**LISTING**

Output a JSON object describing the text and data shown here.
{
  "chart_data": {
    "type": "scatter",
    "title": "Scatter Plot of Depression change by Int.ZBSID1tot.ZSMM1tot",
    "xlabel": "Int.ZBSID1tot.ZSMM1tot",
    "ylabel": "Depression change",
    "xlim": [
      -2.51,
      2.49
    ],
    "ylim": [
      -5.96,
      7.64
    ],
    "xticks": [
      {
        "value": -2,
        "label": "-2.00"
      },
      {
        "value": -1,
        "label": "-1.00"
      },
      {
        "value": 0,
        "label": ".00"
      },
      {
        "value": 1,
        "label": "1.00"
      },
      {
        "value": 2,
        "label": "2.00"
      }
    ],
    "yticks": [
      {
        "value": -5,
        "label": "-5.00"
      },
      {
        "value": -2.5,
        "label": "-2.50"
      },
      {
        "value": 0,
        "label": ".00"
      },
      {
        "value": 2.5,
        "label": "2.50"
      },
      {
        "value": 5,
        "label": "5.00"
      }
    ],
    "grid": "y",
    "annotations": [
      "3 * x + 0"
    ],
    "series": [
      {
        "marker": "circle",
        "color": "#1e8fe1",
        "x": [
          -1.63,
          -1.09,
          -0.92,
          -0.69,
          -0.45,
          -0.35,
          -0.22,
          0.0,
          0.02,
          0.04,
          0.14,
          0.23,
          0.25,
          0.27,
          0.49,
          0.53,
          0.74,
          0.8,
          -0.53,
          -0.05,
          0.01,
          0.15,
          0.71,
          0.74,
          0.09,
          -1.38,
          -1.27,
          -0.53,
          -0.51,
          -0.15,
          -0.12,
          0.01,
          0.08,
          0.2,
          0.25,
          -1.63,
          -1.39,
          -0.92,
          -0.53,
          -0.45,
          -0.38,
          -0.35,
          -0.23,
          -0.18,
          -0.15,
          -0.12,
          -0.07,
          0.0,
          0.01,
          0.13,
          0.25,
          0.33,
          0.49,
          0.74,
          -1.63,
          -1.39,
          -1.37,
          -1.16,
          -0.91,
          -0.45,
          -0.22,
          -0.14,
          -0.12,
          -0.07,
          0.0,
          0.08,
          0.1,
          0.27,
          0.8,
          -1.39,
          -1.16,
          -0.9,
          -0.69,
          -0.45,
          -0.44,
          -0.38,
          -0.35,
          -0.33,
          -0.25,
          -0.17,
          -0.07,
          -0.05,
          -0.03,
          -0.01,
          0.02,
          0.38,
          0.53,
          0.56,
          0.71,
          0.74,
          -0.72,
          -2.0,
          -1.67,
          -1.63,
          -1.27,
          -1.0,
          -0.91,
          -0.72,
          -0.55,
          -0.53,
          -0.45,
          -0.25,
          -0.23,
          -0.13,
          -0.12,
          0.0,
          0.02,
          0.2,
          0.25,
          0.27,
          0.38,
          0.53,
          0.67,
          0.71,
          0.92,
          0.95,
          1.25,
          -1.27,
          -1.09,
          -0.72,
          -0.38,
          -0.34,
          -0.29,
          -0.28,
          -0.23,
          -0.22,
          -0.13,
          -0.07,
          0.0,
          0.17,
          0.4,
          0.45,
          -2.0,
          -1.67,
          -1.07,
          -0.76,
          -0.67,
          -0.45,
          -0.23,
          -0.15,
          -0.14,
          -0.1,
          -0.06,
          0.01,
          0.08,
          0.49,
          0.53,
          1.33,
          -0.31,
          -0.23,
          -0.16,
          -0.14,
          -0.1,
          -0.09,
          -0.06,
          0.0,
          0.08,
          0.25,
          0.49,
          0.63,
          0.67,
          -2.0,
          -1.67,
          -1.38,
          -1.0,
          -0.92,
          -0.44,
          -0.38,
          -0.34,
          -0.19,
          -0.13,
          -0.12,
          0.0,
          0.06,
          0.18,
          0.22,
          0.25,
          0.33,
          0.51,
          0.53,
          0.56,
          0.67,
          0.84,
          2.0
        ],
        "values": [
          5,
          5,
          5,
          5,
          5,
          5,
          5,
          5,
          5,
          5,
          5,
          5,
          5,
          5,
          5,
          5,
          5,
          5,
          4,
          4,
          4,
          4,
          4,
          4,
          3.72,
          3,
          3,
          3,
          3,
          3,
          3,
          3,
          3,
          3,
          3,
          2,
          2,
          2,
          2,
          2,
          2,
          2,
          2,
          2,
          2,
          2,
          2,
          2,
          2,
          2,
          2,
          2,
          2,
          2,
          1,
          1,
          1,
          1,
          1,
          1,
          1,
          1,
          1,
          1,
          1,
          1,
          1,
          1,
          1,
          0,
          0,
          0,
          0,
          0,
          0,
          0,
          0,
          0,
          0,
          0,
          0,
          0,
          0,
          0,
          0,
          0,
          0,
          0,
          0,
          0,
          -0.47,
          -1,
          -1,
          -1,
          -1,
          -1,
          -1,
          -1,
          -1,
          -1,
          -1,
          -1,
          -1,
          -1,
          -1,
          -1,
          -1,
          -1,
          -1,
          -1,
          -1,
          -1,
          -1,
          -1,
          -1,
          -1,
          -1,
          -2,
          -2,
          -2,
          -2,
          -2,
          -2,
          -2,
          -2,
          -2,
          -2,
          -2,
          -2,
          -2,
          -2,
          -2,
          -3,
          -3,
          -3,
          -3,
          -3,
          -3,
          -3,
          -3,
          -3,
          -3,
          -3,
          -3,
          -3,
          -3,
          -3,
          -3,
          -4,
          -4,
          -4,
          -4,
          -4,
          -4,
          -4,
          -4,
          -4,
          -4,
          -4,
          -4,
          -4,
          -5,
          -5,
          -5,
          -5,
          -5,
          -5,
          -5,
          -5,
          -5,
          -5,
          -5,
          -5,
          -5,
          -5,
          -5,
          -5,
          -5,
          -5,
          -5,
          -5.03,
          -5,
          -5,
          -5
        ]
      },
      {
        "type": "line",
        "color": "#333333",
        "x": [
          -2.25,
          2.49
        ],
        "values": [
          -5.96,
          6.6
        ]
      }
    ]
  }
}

**EXERCISE AIM**
Each line of the material above must be retyped precisely.

**SOLUTION TO THIS PROBLEM**
Output a JSON object describing the text and data shown here.
{
  "chart_data": {
    "type": "scatter",
    "title": "Scatter Plot of Depression change by Int.ZBSID1tot.ZSMM1tot",
    "xlabel": "Int.ZBSID1tot.ZSMM1tot",
    "ylabel": "Depression change",
    "xlim": [
      -2.51,
      2.49
    ],
    "ylim": [
      -5.96,
      7.64
    ],
    "xticks": [
      {
        "value": -2,
        "label": "-2.00"
      },
      {
        "value": -1,
        "label": "-1.00"
      },
      {
        "value": 0,
        "label": ".00"
      },
      {
        "value": 1,
        "label": "1.00"
      },
      {
        "value": 2,
        "label": "2.00"
      }
    ],
    "yticks": [
      {
        "value": -5,
        "label": "-5.00"
      },
      {
        "value": -2.5,
        "label": "-2.50"
      },
      {
        "value": 0,
        "label": ".00"
      },
      {
        "value": 2.5,
        "label": "2.50"
      },
      {
        "value": 5,
        "label": "5.00"
      }
    ],
    "grid": "y",
    "annotations": [
      "3 * x + 0"
    ],
    "series": [
      {
        "marker": "circle",
        "color": "#1e8fe1",
        "x": [
          -1.63,
          -1.09,
          -0.92,
          -0.69,
          -0.45,
          -0.35,
          -0.22,
          0.0,
          0.02,
          0.04,
          0.14,
          0.23,
          0.25,
          0.27,
          0.49,
          0.53,
          0.74,
          0.8,
          -0.53,
          -0.05,
          0.01,
          0.15,
          0.71,
          0.74,
          0.09,
          -1.38,
          -1.27,
          -0.53,
          -0.51,
          -0.15,
          -0.12,
          0.01,
          0.08,
          0.2,
          0.25,
          -1.63,
          -1.39,
          -0.92,
          -0.53,
          -0.45,
          -0.38,
          -0.35,
          -0.23,
          -0.18,
          -0.15,
          -0.12,
          -0.07,
          0.0,
          0.01,
          0.13,
          0.25,
          0.33,
          0.49,
          0.74,
          -1.63,
          -1.39,
          -1.37,
          -1.16,
          -0.91,
          -0.45,
          -0.22,
          -0.14,
          -0.12,
          -0.07,
          0.0,
          0.08,
          0.1,
          0.27,
          0.8,
          -1.39,
          -1.16,
          -0.9,
          -0.69,
          -0.45,
          -0.44,
          -0.38,
          -0.35,
          -0.33,
          -0.25,
          -0.17,
          -0.07,
          -0.05,
          -0.03,
          -0.01,
          0.02,
          0.38,
          0.53,
          0.56,
          0.71,
          0.74,
          -0.72,
          -2.0,
          -1.67,
          -1.63,
          -1.27,
          -1.0,
          -0.91,
          -0.72,
          -0.55,
          -0.53,
          -0.45,
          -0.25,
          -0.23,
          -0.13,
          -0.12,
          0.0,
          0.02,
          0.2,
          0.25,
          0.27,
          0.38,
          0.53,
          0.67,
          0.71,
          0.92,
          0.95,
          1.25,
          -1.27,
          -1.09,
          -0.72,
          -0.38,
          -0.34,
          -0.29,
          -0.28,
          -0.23,
          -0.22,
          -0.13,
          -0.07,
          0.0,
          0.17,
          0.4,
          0.45,
          -2.0,
          -1.67,
          -1.07,
          -0.76,
          -0.67,
          -0.45,
          -0.23,
          -0.15,
          -0.14,
          -0.1,
          -0.06,
          0.01,
          0.08,
          0.49,
          0.53,
          1.33,
          -0.31,
          -0.23,
          -0.16,
          -0.14,
          -0.1,
          -0.09,
          -0.06,
          0.0,
          0.08,
          0.25,
          0.49,
          0.63,
          0.67,
          -2.0,
          -1.67,
          -1.38,
          -1.0,
          -0.92,
          -0.44,
          -0.38,
          -0.34,
          -0.19,
          -0.13,
          -0.12,
          0.0,
          0.06,
          0.18,
          0.22,
          0.25,
          0.33,
          0.51,
          0.53,
          0.56,
          0.67,
          0.84,
          2.0
        ],
        "values": [
          5,
          5,
          5,
          5,
          5,
          5,
          5,
          5,
          5,
          5,
          5,
          5,
          5,
          5,
          5,
          5,
          5,
          5,
          4,
          4,
          4,
          4,
          4,
          4,
          3.72,
          3,
          3,
          3,
          3,
          3,
          3,
          3,
          3,
          3,
          3,
          2,
          2,
          2,
          2,
          2,
          2,
          2,
          2,
          2,
          2,
          2,
          2,
          2,
          2,
          2,
          2,
          2,
          2,
          2,
          1,
          1,
          1,
          1,
          1,
          1,
          1,
          1,
          1,
          1,
          1,
          1,
          1,
          1,
          1,
          0,
          0,
          0,
          0,
          0,
          0,
          0,
          0,
          0,
          0,
          0,
          0,
          0,
          0,
          0,
          0,
          0,
          0,
          0,
          0,
          0,
          -0.47,
          -1,
          -1,
          -1,
          -1,
          -1,
          -1,
          -1,
          -1,
          -1,
          -1,
          -1,
          -1,
          -1,
          -1,
          -1,
          -1,
          -1,
          -1,
          -1,
          -1,
          -1,
          -1,
          -1,
          -1,
          -1,
          -1,
          -2,
          -2,
          -2,
          -2,
          -2,
          -2,
          -2,
          -2,
          -2,
          -2,
          -2,
          -2,
          -2,
          -2,
          -2,
          -3,
          -3,
          -3,
          -3,
          -3,
          -3,
          -3,
          -3,
          -3,
          -3,
          -3,
          -3,
          -3,
          -3,
          -3,
          -3,
          -4,
          -4,
          -4,
          -4,
          -4,
          -4,
          -4,
          -4,
          -4,
          -4,
          -4,
          -4,
          -4,
          -5,
          -5,
          -5,
          -5,
          -5,
          -5,
          -5,
          -5,
          -5,
          -5,
          -5,
          -5,
          -5,
          -5,
          -5,
          -5,
          -5,
          -5,
          -5,
          -5.03,
          -5,
          -5,
          -5
        ]
      },
      {
        "type": "line",
        "color": "#333333",
        "x": [
          -2.25,
          2.49
        ],
        "values": [
          -5.96,
          6.6
        ]
      }
    ]
  }
}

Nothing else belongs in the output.